◆ DIRECTIONS
Pick every line with "states" from the material below.
___
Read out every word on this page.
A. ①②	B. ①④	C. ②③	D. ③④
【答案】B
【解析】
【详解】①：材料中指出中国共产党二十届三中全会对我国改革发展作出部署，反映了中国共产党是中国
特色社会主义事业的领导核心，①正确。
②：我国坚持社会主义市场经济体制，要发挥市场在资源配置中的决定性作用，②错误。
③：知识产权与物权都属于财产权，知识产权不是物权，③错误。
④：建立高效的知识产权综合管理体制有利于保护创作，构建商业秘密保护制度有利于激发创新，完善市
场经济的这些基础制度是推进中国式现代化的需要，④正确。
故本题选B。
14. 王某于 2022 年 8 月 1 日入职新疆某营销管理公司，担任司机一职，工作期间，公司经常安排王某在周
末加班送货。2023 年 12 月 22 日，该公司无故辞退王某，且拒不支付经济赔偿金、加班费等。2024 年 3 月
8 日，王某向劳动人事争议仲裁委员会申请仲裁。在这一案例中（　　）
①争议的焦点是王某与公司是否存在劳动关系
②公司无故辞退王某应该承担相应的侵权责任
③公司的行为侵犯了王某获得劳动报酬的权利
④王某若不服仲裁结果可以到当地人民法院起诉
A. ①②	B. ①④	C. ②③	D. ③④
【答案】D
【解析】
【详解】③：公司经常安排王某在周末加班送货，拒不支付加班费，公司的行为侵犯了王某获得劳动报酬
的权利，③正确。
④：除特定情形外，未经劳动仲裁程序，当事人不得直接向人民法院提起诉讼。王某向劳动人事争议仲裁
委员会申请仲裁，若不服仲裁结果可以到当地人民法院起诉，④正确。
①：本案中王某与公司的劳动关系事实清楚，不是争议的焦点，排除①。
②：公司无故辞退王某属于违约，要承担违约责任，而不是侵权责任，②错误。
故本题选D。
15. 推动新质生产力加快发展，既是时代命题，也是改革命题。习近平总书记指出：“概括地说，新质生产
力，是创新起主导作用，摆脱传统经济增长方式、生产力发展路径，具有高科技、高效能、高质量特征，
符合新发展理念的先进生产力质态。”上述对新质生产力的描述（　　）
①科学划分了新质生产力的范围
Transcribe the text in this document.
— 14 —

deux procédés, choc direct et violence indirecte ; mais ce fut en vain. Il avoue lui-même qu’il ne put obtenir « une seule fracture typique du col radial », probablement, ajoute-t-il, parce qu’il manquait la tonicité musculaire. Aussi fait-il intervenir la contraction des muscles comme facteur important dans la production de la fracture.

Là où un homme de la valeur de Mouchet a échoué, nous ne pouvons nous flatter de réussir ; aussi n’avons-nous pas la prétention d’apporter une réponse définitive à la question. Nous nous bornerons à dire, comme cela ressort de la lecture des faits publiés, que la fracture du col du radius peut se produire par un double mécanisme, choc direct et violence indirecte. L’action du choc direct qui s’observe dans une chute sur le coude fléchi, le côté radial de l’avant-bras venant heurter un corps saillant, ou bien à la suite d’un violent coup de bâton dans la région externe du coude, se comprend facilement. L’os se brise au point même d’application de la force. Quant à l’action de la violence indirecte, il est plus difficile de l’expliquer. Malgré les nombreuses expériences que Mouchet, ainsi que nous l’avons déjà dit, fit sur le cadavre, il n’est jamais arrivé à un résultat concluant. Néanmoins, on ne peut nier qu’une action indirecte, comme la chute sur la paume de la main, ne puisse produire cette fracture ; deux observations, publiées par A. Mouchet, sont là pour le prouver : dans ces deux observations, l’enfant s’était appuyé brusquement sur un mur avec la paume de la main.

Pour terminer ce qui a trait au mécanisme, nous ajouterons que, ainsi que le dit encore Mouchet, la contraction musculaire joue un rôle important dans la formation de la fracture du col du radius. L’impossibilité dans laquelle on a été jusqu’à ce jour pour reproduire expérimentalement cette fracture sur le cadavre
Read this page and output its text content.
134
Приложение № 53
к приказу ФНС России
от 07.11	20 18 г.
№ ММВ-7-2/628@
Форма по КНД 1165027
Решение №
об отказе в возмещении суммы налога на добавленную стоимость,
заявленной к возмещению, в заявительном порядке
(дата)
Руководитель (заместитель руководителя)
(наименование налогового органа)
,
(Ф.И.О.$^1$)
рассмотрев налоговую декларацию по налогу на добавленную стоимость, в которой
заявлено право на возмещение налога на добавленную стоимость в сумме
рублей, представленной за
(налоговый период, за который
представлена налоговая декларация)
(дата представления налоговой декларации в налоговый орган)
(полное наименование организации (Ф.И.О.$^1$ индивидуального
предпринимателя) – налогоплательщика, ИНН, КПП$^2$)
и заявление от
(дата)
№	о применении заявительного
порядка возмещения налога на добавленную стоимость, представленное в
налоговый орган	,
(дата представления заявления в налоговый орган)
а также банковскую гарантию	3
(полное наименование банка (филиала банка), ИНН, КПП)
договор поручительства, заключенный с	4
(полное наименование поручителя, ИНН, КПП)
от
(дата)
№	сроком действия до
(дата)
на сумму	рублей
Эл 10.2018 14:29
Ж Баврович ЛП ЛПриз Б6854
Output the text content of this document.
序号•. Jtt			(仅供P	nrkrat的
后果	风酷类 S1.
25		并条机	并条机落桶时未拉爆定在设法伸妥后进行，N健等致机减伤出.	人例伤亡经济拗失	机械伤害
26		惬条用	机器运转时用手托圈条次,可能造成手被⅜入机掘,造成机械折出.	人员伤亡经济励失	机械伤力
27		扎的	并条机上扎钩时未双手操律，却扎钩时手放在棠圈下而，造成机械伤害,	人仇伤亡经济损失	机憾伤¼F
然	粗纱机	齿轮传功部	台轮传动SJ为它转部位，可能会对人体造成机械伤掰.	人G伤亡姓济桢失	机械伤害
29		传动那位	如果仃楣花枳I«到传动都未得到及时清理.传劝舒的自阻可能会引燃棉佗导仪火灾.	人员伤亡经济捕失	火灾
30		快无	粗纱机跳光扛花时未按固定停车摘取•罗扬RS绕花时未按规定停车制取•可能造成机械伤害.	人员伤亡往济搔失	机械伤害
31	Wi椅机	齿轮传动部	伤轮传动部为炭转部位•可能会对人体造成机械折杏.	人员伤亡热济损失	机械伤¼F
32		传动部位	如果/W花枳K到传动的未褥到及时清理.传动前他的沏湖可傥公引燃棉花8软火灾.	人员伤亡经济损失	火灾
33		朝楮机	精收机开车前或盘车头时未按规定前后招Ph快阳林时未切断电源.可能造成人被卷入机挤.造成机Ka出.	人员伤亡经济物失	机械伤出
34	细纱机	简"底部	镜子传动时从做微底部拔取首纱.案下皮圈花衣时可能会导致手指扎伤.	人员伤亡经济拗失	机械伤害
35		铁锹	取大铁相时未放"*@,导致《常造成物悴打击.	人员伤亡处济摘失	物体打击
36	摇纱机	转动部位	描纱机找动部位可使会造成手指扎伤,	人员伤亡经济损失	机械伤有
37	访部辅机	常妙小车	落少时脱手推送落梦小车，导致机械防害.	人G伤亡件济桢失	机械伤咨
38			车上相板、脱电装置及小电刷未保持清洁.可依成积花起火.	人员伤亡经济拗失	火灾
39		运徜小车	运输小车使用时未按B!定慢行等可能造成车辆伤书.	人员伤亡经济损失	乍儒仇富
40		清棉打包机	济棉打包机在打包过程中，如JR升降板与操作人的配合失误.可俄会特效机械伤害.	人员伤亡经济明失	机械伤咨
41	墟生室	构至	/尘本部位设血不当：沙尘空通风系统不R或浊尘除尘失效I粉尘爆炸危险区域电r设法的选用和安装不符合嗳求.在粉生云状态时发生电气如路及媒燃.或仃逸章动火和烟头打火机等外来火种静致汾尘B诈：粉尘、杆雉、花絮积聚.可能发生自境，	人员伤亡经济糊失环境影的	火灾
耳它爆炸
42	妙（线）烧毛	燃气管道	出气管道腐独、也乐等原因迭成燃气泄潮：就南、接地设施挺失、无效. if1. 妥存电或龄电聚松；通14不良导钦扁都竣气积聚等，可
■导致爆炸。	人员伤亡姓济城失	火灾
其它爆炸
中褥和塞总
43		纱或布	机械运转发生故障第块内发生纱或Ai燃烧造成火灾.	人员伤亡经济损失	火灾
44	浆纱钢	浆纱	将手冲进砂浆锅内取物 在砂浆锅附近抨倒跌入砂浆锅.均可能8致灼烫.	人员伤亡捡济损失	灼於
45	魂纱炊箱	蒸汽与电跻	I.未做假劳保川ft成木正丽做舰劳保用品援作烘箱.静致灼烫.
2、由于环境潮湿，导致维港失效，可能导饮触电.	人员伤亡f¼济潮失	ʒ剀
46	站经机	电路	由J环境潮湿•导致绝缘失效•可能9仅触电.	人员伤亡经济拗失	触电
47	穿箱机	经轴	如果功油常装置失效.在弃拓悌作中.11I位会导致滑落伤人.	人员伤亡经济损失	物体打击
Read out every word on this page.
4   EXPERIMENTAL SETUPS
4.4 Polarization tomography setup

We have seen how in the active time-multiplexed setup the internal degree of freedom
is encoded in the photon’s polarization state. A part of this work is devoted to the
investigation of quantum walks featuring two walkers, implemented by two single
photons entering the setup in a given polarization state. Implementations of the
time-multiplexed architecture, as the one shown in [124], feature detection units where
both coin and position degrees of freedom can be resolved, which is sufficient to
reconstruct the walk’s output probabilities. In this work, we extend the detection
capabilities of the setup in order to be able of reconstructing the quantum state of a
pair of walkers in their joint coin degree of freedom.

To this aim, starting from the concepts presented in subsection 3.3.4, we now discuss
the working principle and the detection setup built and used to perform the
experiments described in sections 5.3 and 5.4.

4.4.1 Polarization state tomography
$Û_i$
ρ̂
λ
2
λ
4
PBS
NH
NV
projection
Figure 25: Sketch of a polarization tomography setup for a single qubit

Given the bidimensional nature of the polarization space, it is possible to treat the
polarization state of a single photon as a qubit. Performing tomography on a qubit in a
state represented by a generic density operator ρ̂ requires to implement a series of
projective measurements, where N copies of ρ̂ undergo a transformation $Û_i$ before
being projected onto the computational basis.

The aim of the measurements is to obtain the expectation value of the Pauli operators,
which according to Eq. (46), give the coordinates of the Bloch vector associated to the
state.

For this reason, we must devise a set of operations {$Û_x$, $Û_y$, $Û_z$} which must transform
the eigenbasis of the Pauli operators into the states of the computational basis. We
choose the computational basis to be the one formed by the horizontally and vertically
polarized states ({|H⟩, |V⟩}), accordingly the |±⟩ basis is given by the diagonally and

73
___
◆ WRITTEN RESPONSE
the eigenbasis of the Pauli operators into the states of the computational basis. We
polarized states ({|H⟩, |V⟩}), accordingly the |±⟩ basis is given by the diagonally and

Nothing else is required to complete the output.